> _WRITTEN EXERCISE_
In the excerpt about the bishops' visit with Pope Benedict, reproduce word for word everything from "After greeting each" down to "of St. Peter’s.)".

After greeting each of us… Bishops Steib and Stika from Tennessee and Bishops Foys, Gainer, Medley and myself from Kentucky… Pope Benedict spoke of the depth of witness to our faith in our midst, so close to the tomb of St. Peter.  He spoke of the love of Christ at the center of our Church and of the suffering love that has been heroically given over the centuries because of Christ’s grace and the generous response of so many faithful disciples of Him. (This was especially fitting since earlier today we 20 Bishops of Region V celebrated Mass at the Tomb of St. Peter, on the floor below the main church of St. Peter’s.) 

Our Holy Father then invited our questions and our reflections about issues and challenges. A whole range of issues emerged.  As you might imagine, we spoke of the new evangelization in which we seek to invite those whose faith has been dampened as well as the special challenges of preserving religious freedom.  I have written in The Record on both.  We raised the important issue of respect for human life on the day in which hundreds of thousands of faithful gather in Washington, D.C. to stand up for life now for the 39th year following Roe versus Wade.

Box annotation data

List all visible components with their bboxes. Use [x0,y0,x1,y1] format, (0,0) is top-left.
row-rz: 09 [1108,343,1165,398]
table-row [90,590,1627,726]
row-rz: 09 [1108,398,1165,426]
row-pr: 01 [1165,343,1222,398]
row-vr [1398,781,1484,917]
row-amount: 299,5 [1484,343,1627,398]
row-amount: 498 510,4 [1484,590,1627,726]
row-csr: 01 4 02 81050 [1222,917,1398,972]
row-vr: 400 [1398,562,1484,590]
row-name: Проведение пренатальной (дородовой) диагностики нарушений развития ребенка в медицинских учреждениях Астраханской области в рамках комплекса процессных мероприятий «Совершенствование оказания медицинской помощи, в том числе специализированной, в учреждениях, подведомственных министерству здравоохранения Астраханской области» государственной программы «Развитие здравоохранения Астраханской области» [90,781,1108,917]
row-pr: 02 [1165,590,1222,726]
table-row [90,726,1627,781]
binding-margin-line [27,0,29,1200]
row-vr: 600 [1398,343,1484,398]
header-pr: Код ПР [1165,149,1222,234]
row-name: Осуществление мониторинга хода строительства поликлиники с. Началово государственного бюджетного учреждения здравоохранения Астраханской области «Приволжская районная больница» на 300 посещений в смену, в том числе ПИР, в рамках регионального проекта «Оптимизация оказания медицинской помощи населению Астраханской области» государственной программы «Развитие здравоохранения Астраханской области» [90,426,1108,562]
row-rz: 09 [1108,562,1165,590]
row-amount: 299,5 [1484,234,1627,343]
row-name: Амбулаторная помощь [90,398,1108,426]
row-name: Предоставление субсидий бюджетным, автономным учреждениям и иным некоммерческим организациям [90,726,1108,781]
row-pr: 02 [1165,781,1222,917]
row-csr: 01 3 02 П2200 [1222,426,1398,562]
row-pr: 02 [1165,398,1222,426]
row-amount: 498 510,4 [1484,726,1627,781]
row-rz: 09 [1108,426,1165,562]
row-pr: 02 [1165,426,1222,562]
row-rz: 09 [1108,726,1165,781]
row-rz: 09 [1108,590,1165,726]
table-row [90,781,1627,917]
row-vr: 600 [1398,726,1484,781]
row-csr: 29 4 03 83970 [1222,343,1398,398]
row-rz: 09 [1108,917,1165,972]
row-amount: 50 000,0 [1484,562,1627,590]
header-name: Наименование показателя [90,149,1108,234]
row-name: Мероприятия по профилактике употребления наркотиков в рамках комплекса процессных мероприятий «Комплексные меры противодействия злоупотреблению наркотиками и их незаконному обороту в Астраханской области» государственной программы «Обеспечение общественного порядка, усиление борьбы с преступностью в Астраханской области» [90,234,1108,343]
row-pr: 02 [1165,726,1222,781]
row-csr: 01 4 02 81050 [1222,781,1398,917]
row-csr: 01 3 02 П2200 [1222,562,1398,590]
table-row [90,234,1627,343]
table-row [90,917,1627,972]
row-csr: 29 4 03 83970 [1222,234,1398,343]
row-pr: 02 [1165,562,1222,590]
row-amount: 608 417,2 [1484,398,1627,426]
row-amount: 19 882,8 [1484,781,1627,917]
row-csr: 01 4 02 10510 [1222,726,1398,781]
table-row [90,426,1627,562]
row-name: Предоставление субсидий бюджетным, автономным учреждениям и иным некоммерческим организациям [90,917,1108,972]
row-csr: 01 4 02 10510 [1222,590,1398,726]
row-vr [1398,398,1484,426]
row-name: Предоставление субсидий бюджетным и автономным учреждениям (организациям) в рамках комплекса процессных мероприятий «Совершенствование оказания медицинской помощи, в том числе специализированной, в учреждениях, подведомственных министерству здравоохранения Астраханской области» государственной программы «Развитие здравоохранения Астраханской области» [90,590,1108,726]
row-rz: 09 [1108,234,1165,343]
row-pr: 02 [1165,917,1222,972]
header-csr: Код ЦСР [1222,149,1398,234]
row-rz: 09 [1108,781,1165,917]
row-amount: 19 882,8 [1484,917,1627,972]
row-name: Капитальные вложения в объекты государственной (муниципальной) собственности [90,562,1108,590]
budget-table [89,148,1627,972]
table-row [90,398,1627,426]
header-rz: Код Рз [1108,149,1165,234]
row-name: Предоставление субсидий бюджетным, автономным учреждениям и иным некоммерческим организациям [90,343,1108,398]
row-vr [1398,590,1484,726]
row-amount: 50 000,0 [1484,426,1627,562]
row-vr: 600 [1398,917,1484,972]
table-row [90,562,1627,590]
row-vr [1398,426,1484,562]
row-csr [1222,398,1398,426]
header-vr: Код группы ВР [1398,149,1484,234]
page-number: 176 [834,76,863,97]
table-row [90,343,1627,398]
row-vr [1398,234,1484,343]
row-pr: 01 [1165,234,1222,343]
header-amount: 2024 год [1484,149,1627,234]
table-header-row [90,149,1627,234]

> _SOLVED PROBLEM_
After greeting each of us… Bishops Steib and Stika from Tennessee and Bishops Foys, Gainer, Medley and myself from Kentucky… Pope Benedict spoke of the depth of witness to our faith in our midst, so close to the tomb of St. Peter.  He spoke of the love of Christ at the center of our Church and of the suffering love that has been heroically given over the centuries because of Christ’s grace and the generous response of so many faithful disciples of Him. (This was especially fitting since earlier today we 20 Bishops of Region V celebrated Mass at the Tomb of St. Peter, on the floor below the main church of St. Peter’s.)